* _EXERCISE TASK_: Reproduce the listing below word for word, with no pictures.

* _SOURCE DATA_:
((
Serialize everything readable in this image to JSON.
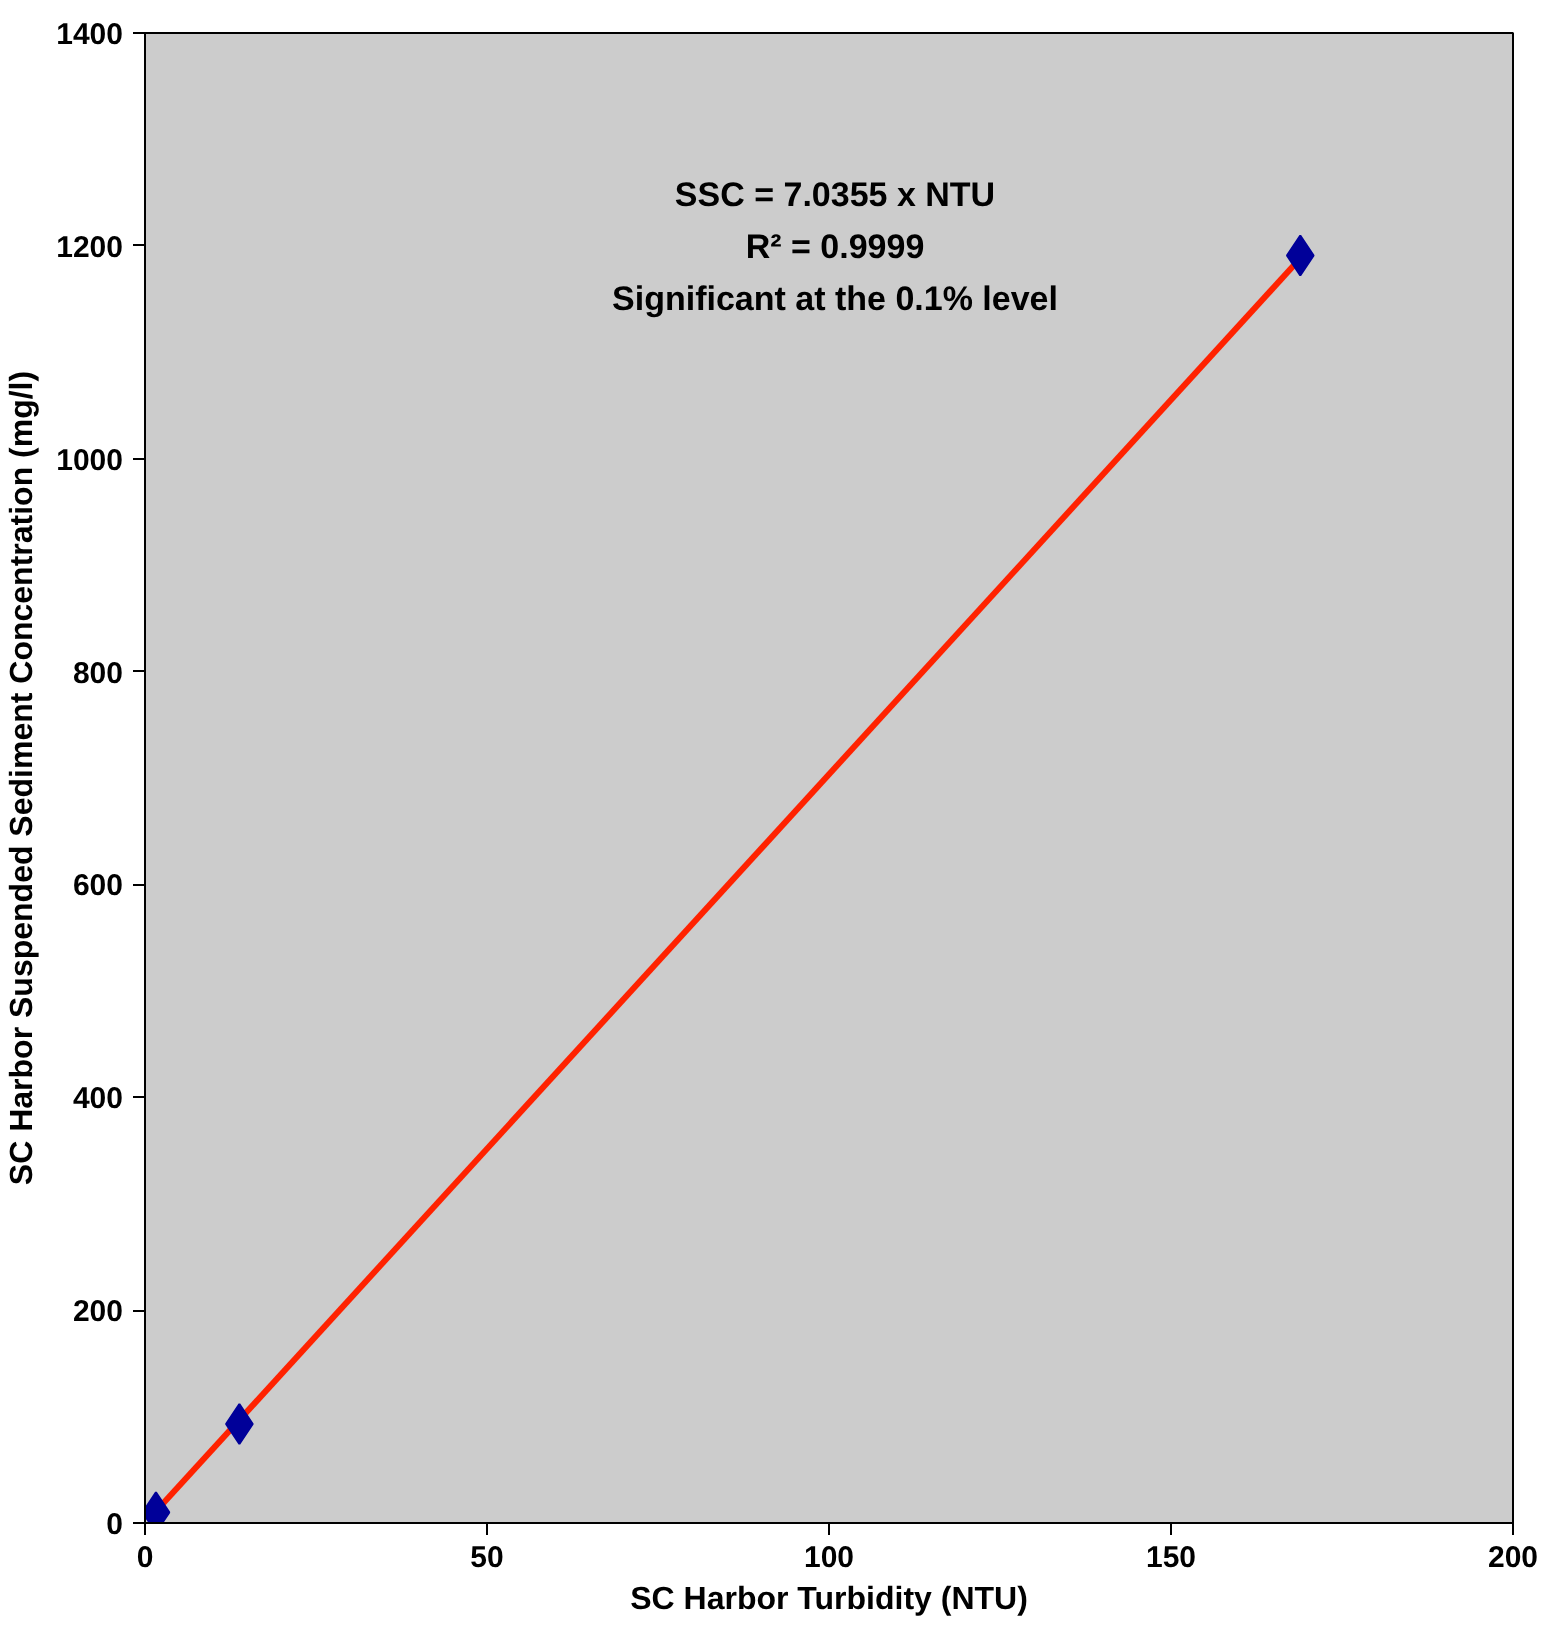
{
  "chart_data": {
    "type": "scatter",
    "xlabel": "SC Harbor Turbidity (NTU)",
    "ylabel": "SC Harbor Suspended Sediment Concentration (mg/l)",
    "annotations": [
      "SSC = 7.0355 x NTU",
      "R² = 0.9999",
      "Significant at the 0.1% level"
    ],
    "xlim": [
      0,
      200
    ],
    "xticks": [
      0,
      50,
      100,
      150,
      200
    ],
    "ylim": [
      0,
      1400
    ],
    "yticks": [
      0,
      200,
      400,
      600,
      800,
      1000,
      1200,
      1400
    ],
    "grid": false,
    "marker": "diamond",
    "series": [
      {
        "type": "line",
        "color": "#ff2200",
        "x": [
          1.6,
          169
        ],
        "values": [
          11,
          1189
        ],
        "line_style": "solid",
        "marker": "none"
      },
      {
        "color": "#000099",
        "x": [
          1.6,
          13.8,
          168.9
        ],
        "values": [
          10,
          93,
          1191
        ]
      }
    ]
  }
}
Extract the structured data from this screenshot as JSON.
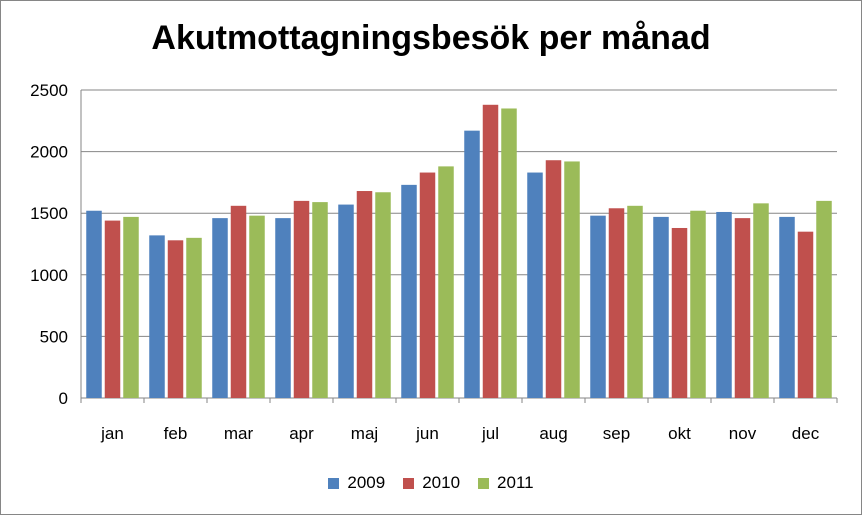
{
  "chart_data": {
    "type": "bar",
    "title": "Akutmottagningsbesök per månad",
    "categories": [
      "jan",
      "feb",
      "mar",
      "apr",
      "maj",
      "jun",
      "jul",
      "aug",
      "sep",
      "okt",
      "nov",
      "dec"
    ],
    "series": [
      {
        "name": "2009",
        "color": "#4F81BD",
        "values": [
          1520,
          1320,
          1460,
          1460,
          1570,
          1730,
          2170,
          1830,
          1480,
          1470,
          1510,
          1470
        ]
      },
      {
        "name": "2010",
        "color": "#C0504D",
        "values": [
          1440,
          1280,
          1560,
          1600,
          1680,
          1830,
          2380,
          1930,
          1540,
          1380,
          1460,
          1350
        ]
      },
      {
        "name": "2011",
        "color": "#9BBB59",
        "values": [
          1470,
          1300,
          1480,
          1590,
          1670,
          1880,
          2350,
          1920,
          1560,
          1520,
          1580,
          1600
        ]
      }
    ],
    "ylim": [
      0,
      2500
    ],
    "yticks": [
      0,
      500,
      1000,
      1500,
      2000,
      2500
    ],
    "xlabel": "",
    "ylabel": "",
    "grid": true,
    "legend_position": "bottom"
  }
}
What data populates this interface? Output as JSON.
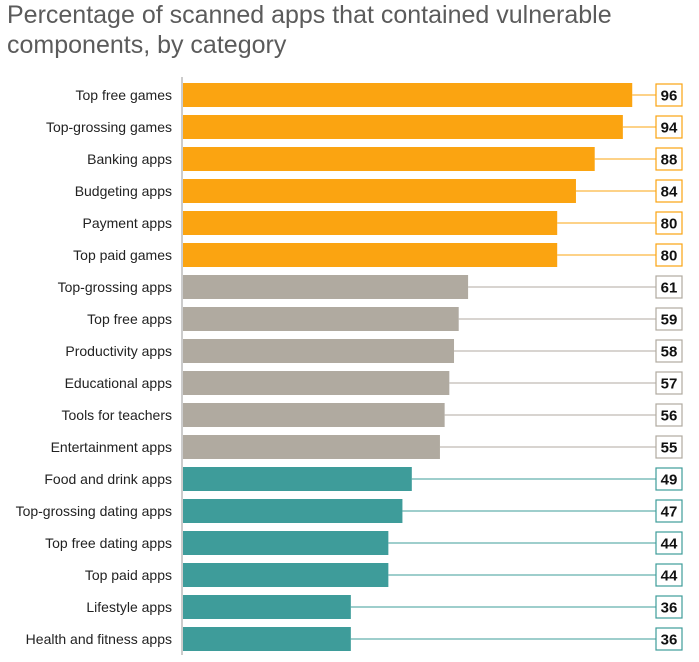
{
  "chart_data": {
    "type": "bar",
    "orientation": "horizontal",
    "title": "Percentage of scanned apps that contained vulnerable components, by category",
    "xlabel": "",
    "ylabel": "",
    "xlim": [
      0,
      100
    ],
    "grid": false,
    "legend": "none",
    "data_labels": true,
    "colors": {
      "games_finance": "#fba411",
      "general": "#b0aaa0",
      "lifestyle": "#3e9c9a"
    },
    "categories": [
      "Top free games",
      "Top-grossing games",
      "Banking apps",
      "Budgeting apps",
      "Payment apps",
      "Top paid games",
      "Top-grossing apps",
      "Top free apps",
      "Productivity apps",
      "Educational apps",
      "Tools for teachers",
      "Entertainment apps",
      "Food and drink apps",
      "Top-grossing dating apps",
      "Top free dating apps",
      "Top paid apps",
      "Lifestyle apps",
      "Health and fitness apps"
    ],
    "values": [
      96,
      94,
      88,
      84,
      80,
      80,
      61,
      59,
      58,
      57,
      56,
      55,
      49,
      47,
      44,
      44,
      36,
      36
    ],
    "value_labels": [
      "96",
      "94",
      "88",
      "84",
      "80",
      "80",
      "61",
      "59",
      "58",
      "57",
      "56",
      "55",
      "49",
      "47",
      "44",
      "44",
      "36",
      "36"
    ],
    "bar_groups": [
      "games_finance",
      "games_finance",
      "games_finance",
      "games_finance",
      "games_finance",
      "games_finance",
      "general",
      "general",
      "general",
      "general",
      "general",
      "general",
      "lifestyle",
      "lifestyle",
      "lifestyle",
      "lifestyle",
      "lifestyle",
      "lifestyle"
    ]
  }
}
))
* _TASK SOLUTION_:
Serialize everything readable in this image to JSON.
{
  "chart_data": {
    "type": "scatter",
    "xlabel": "SC Harbor Turbidity (NTU)",
    "ylabel": "SC Harbor Suspended Sediment Concentration (mg/l)",
    "annotations": [
      "SSC = 7.0355 x NTU",
      "R² = 0.9999",
      "Significant at the 0.1% level"
    ],
    "xlim": [
      0,
      200
    ],
    "xticks": [
      0,
      50,
      100,
      150,
      200
    ],
    "ylim": [
      0,
      1400
    ],
    "yticks": [
      0,
      200,
      400,
      600,
      800,
      1000,
      1200,
      1400
    ],
    "grid": false,
    "marker": "diamond",
    "series": [
      {
        "type": "line",
        "color": "#ff2200",
        "x": [
          1.6,
          169
        ],
        "values": [
          11,
          1189
        ],
        "line_style": "solid",
        "marker": "none"
      },
      {
        "color": "#000099",
        "x": [
          1.6,
          13.8,
          168.9
        ],
        "values": [
          10,
          93,
          1191
        ]
      }
    ]
  }
}
Extract the structured data from this screenshot as JSON.
{
  "chart_data": {
    "type": "bar",
    "title": "Akutmottagningsbesök per månad",
    "categories": [
      "jan",
      "feb",
      "mar",
      "apr",
      "maj",
      "jun",
      "jul",
      "aug",
      "sep",
      "okt",
      "nov",
      "dec"
    ],
    "series": [
      {
        "name": "2009",
        "color": "#4F81BD",
        "values": [
          1520,
          1320,
          1460,
          1460,
          1570,
          1730,
          2170,
          1830,
          1480,
          1470,
          1510,
          1470
        ]
      },
      {
        "name": "2010",
        "color": "#C0504D",
        "values": [
          1440,
          1280,
          1560,
          1600,
          1680,
          1830,
          2380,
          1930,
          1540,
          1380,
          1460,
          1350
        ]
      },
      {
        "name": "2011",
        "color": "#9BBB59",
        "values": [
          1470,
          1300,
          1480,
          1590,
          1670,
          1880,
          2350,
          1920,
          1560,
          1520,
          1580,
          1600
        ]
      }
    ],
    "ylim": [
      0,
      2500
    ],
    "yticks": [
      0,
      500,
      1000,
      1500,
      2000,
      2500
    ],
    "xlabel": "",
    "ylabel": "",
    "grid": true,
    "legend_position": "bottom"
  }
}
What data populates this interface? Output as JSON.
{
  "chart_data": {
    "type": "bar",
    "orientation": "horizontal",
    "title": "Percentage of scanned apps that contained vulnerable components, by category",
    "xlabel": "",
    "ylabel": "",
    "xlim": [
      0,
      100
    ],
    "grid": false,
    "legend": "none",
    "data_labels": true,
    "colors": {
      "games_finance": "#fba411",
      "general": "#b0aaa0",
      "lifestyle": "#3e9c9a"
    },
    "categories": [
      "Top free games",
      "Top-grossing games",
      "Banking apps",
      "Budgeting apps",
      "Payment apps",
      "Top paid games",
      "Top-grossing apps",
      "Top free apps",
      "Productivity apps",
      "Educational apps",
      "Tools for teachers",
      "Entertainment apps",
      "Food and drink apps",
      "Top-grossing dating apps",
      "Top free dating apps",
      "Top paid apps",
      "Lifestyle apps",
      "Health and fitness apps"
    ],
    "values": [
      96,
      94,
      88,
      84,
      80,
      80,
      61,
      59,
      58,
      57,
      56,
      55,
      49,
      47,
      44,
      44,
      36,
      36
    ],
    "value_labels": [
      "96",
      "94",
      "88",
      "84",
      "80",
      "80",
      "61",
      "59",
      "58",
      "57",
      "56",
      "55",
      "49",
      "47",
      "44",
      "44",
      "36",
      "36"
    ],
    "bar_groups": [
      "games_finance",
      "games_finance",
      "games_finance",
      "games_finance",
      "games_finance",
      "games_finance",
      "general",
      "general",
      "general",
      "general",
      "general",
      "general",
      "lifestyle",
      "lifestyle",
      "lifestyle",
      "lifestyle",
      "lifestyle",
      "lifestyle"
    ]
  }
}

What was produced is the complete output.